== TEXT SHOWN ==
--- BEGIN ---

This is one of my SLR AE-1’s with a Serenar 50mm f/3.5 rangefinder lens mounted on it. This has been done with the Canon Lens Mount Converter A.
I was at a Camera Show here in Vancouver about two months ago and I saw a man with a Canon Model III rangefinder camera and he had an FD lens mounted on it. We got to talking and I found he was using a Canon Lens Mount Converter. This was new to me so I looked into it a bit and it is really interesting. It may not be something we will use in the future but that never stopped a true collector!
There is not much written about these Converters, as seems to be the norm for all Accessories. I only have two of these devices so far so what I write about the rest is what I can glean from my small library and the internet. It is not the whole story. I will have to get examples of the other Converters before I can finish this report. So, this page is not complete but is an ongoing research report.
What are Lens Mount Converters?
Simply put, a lens mount converter allows a lens mount to accept a lens from a different type of mount, sometimes even a lens from another company. For Instance, Canon made a Converter to allow an M-39 mount lens to mount on a Canon R, FD or FDn mount. In the photo above you see a Serenar M-39 mount lens on an AE-1 SLR. Looks weird but it does work, sort of.
The problem with the above arrangement is that the lens will not focus to infinity. The Flange Distance is wrong. A lens cannot focus to infinity if it is on a mount that has a greater Flange Distance than the lens. In this case, the FD mount Flange Distance is 42.0mm but the M-39 lens Flange Distance is 28.8mm. This combination cannot focus to infinity without the addition of correcting lenses which is another whole problem.

--- END ---

== TO-DO LIST ==
1. Reproduce word for word the part of the lens converter text starting at "What are Lens" and ending at "another whole problem.".
2. Name every lens mount type mentioned in the lens converter text.
The records come from a separate source and are not part of the lens converter text.

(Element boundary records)

--- BEGIN ---

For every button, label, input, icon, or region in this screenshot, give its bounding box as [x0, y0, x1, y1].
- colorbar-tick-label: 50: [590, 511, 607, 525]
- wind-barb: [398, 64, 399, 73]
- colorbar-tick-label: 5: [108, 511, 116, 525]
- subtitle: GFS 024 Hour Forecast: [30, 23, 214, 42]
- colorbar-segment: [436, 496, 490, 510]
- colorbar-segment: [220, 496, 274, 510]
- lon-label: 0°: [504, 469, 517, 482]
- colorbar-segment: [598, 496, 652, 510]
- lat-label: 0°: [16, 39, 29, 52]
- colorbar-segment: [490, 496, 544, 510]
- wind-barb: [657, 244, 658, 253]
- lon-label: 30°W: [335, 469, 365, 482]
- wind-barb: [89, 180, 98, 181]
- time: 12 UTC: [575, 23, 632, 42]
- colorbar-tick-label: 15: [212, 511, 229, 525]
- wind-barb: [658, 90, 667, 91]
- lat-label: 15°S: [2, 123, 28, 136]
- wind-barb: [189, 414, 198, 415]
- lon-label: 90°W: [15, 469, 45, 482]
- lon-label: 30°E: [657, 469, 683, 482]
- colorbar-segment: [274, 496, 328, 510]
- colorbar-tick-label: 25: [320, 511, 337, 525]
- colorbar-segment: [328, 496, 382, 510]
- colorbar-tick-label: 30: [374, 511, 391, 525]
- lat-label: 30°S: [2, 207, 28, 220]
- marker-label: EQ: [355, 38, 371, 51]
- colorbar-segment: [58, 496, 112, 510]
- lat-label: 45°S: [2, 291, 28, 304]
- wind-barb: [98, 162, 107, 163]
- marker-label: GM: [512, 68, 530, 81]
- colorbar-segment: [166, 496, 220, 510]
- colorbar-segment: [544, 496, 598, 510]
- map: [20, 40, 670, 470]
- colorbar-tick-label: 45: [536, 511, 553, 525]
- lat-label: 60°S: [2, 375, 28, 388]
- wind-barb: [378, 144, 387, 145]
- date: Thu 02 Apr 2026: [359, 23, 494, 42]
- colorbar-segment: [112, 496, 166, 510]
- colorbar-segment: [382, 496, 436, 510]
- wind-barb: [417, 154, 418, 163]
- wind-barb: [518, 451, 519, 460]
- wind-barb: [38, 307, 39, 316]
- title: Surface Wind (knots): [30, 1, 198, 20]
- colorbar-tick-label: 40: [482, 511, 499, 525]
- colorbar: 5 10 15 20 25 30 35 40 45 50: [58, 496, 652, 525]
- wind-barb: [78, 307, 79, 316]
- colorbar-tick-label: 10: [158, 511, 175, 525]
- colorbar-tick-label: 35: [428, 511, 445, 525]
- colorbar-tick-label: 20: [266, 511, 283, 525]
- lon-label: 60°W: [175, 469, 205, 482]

--- END ---

== RESPONSES TO THE EXERCISE ==
1.
What are Lens Mount Converters?
Simply put, a lens mount converter allows a lens mount to accept a lens from a different type of mount, sometimes even a lens from another company. For Instance, Canon made a Converter to allow an M-39 mount lens to mount on a Canon R, FD or FDn mount. In the photo above you see a Serenar M-39 mount lens on an AE-1 SLR. Looks weird but it does work, sort of.
The problem with the above arrangement is that the lens will not focus to infinity. The Flange Distance is wrong. A lens cannot focus to infinity if it is on a mount that has a greater Flange Distance than the lens. In this case, the FD mount Flange Distance is 42.0mm but the M-39 lens Flange Distance is 28.8mm. This combination cannot focus to infinity without the addition of correcting lenses which is another whole problem.

2. M-39, R, FD, FDn